SET EXERCISE: Identify every line in the records below that contains the word "Current", and copy each of those lines.

────────────────

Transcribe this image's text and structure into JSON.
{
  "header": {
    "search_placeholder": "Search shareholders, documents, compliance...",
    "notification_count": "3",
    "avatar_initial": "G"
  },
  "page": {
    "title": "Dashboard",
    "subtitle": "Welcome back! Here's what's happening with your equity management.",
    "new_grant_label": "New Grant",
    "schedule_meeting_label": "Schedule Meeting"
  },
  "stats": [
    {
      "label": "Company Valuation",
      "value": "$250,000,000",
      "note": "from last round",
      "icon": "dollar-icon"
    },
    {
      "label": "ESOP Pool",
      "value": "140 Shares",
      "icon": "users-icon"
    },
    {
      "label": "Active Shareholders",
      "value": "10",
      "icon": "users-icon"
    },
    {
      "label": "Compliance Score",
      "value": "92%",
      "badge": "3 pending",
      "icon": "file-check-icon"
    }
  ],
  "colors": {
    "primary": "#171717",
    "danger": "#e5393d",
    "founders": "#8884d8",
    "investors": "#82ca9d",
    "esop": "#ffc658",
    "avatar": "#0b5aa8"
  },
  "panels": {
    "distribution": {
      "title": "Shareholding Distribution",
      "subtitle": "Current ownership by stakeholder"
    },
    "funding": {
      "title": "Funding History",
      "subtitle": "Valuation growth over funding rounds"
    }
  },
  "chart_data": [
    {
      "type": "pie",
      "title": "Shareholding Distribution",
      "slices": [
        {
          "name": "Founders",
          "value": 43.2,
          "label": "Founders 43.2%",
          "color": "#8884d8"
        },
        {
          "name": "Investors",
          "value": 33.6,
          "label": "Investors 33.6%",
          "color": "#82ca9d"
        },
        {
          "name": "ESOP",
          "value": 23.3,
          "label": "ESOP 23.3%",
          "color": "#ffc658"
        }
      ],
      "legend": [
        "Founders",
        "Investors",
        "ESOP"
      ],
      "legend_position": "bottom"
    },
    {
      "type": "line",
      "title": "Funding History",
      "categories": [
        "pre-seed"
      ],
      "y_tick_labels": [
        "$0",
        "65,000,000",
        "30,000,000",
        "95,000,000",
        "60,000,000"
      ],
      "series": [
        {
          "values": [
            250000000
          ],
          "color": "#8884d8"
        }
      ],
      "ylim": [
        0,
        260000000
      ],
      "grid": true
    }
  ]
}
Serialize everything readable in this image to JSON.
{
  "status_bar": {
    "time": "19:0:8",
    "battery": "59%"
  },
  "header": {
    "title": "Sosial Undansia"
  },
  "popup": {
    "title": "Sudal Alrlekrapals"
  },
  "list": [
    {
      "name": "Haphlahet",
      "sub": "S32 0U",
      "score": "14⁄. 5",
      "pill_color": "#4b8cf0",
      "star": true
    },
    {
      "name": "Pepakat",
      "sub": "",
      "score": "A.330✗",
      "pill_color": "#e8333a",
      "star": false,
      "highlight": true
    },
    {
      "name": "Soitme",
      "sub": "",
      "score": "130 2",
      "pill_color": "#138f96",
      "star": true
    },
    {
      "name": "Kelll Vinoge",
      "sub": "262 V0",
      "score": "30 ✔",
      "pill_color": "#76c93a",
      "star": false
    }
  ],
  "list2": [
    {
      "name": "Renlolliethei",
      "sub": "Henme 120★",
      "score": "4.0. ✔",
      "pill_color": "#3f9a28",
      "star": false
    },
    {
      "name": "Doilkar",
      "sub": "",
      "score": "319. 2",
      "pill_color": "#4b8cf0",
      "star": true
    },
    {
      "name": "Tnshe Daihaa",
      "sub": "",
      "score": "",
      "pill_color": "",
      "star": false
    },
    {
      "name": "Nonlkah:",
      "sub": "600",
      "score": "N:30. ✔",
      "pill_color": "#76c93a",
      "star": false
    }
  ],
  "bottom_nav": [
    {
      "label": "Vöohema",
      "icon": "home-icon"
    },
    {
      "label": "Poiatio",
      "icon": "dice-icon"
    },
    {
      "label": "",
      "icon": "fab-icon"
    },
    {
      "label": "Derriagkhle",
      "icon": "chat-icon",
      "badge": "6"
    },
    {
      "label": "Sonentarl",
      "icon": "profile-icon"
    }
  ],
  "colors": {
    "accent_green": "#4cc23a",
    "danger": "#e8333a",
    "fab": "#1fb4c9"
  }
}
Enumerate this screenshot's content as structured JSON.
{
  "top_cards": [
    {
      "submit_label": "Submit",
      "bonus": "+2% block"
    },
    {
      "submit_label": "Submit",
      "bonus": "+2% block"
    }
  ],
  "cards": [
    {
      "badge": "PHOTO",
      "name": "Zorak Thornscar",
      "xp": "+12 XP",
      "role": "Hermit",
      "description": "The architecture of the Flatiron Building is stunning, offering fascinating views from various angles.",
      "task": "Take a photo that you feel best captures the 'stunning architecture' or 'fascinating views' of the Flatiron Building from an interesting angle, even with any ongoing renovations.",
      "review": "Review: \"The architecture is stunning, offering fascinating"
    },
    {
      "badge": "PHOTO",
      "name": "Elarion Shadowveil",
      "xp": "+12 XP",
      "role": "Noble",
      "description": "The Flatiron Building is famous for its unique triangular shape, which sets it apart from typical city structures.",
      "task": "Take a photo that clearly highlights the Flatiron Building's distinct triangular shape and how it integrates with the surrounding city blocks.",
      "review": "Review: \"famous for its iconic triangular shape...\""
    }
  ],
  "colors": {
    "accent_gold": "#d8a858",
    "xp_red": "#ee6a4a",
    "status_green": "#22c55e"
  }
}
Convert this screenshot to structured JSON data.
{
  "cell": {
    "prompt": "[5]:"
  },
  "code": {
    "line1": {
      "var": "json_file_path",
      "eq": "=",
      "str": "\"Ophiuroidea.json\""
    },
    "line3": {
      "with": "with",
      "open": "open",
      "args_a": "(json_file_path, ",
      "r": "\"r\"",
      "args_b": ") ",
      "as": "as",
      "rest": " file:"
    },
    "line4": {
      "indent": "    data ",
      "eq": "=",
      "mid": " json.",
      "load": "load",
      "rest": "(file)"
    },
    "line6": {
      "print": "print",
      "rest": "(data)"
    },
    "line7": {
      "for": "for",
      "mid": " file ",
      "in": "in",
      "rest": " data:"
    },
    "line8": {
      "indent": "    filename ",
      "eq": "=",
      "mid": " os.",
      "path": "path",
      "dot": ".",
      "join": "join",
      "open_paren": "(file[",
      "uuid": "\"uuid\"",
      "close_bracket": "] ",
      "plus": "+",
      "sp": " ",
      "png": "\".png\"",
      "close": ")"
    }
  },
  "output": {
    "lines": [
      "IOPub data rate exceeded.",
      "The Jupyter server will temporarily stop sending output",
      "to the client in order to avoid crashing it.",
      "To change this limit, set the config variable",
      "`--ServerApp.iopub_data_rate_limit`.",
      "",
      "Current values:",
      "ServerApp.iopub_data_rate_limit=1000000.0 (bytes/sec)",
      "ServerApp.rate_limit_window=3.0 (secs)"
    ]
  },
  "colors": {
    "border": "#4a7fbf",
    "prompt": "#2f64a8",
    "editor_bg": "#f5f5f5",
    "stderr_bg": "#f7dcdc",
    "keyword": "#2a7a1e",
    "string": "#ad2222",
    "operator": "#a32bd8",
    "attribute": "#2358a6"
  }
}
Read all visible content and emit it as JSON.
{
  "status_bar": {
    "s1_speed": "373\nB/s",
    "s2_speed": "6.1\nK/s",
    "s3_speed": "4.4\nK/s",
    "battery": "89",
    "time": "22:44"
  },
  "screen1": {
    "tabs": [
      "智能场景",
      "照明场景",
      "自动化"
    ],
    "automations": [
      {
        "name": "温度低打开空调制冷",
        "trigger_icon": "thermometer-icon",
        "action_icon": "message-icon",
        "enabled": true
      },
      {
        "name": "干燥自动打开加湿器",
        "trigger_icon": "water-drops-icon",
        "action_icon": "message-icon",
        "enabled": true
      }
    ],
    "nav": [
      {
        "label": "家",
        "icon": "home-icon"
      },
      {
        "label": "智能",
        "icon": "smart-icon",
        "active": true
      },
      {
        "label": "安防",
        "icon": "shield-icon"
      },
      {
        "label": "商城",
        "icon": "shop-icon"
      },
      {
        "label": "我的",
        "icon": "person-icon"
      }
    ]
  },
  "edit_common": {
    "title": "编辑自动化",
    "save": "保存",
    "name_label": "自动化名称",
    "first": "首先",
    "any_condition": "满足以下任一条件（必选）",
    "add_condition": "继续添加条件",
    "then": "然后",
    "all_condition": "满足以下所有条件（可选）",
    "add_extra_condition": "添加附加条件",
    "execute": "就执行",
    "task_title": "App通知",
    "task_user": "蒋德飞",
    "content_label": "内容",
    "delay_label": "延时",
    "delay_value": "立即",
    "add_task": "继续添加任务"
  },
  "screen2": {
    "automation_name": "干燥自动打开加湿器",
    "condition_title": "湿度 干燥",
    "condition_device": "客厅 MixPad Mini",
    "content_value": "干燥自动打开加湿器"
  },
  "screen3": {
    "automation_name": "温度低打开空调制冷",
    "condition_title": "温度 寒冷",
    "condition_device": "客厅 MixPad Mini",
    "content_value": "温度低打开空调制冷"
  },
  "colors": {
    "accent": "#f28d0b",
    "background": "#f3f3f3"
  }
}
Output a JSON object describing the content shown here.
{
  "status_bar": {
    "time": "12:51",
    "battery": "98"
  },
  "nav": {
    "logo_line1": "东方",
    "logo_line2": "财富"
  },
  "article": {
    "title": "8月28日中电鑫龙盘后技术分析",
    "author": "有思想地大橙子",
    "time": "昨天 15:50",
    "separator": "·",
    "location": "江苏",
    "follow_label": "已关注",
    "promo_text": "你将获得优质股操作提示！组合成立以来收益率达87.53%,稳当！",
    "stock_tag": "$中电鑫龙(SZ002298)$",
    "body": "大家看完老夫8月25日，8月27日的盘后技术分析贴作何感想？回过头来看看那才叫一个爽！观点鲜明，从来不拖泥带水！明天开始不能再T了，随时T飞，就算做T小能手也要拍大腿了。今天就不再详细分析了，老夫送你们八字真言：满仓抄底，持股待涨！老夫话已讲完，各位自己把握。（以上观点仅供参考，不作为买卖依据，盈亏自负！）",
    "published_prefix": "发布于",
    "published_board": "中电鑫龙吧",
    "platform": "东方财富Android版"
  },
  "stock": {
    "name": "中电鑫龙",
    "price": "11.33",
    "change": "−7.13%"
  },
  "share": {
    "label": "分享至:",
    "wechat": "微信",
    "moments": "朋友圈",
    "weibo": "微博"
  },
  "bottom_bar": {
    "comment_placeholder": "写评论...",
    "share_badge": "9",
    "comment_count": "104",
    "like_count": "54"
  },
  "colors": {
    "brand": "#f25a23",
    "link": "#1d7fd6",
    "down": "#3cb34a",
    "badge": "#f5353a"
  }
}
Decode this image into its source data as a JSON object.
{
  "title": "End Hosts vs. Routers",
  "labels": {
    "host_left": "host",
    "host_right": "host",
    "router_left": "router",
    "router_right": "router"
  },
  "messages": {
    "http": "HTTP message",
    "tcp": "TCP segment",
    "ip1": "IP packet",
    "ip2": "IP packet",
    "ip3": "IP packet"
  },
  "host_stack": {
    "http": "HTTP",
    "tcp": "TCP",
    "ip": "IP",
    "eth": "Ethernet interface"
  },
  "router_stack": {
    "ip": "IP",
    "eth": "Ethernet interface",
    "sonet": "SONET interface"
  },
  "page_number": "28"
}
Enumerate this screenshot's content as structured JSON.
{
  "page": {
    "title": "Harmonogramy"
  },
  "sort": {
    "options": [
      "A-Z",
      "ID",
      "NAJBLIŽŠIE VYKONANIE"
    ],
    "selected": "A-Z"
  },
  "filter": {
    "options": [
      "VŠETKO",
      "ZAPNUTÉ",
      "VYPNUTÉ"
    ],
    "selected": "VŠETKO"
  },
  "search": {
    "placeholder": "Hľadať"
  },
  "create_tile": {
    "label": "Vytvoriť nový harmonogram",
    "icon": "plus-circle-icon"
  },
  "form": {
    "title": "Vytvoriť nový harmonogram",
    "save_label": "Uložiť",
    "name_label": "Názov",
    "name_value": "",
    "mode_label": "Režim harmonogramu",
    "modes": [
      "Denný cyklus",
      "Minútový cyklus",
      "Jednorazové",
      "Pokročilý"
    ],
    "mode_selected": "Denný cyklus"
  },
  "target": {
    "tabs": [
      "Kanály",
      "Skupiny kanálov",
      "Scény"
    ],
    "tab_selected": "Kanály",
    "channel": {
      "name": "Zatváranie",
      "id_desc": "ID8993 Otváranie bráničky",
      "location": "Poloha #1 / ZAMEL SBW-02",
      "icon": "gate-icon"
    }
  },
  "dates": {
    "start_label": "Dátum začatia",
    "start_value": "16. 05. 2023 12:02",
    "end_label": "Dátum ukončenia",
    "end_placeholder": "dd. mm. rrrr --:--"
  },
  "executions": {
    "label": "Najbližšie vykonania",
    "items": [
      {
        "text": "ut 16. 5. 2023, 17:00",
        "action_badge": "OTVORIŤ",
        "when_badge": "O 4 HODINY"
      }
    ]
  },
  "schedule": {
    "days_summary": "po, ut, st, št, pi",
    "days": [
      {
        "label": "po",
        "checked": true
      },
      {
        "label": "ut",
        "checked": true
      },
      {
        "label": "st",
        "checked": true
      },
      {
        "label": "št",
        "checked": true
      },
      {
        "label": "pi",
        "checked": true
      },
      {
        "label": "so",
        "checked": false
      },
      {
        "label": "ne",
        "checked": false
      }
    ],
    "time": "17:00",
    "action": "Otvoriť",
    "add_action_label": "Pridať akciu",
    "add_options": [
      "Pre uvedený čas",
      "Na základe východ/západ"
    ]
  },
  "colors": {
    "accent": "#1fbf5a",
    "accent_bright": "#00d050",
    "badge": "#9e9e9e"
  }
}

────────────────

FULL OUTPUT:
      "subtitle": "Current ownership by stakeholder"
      "Current values:",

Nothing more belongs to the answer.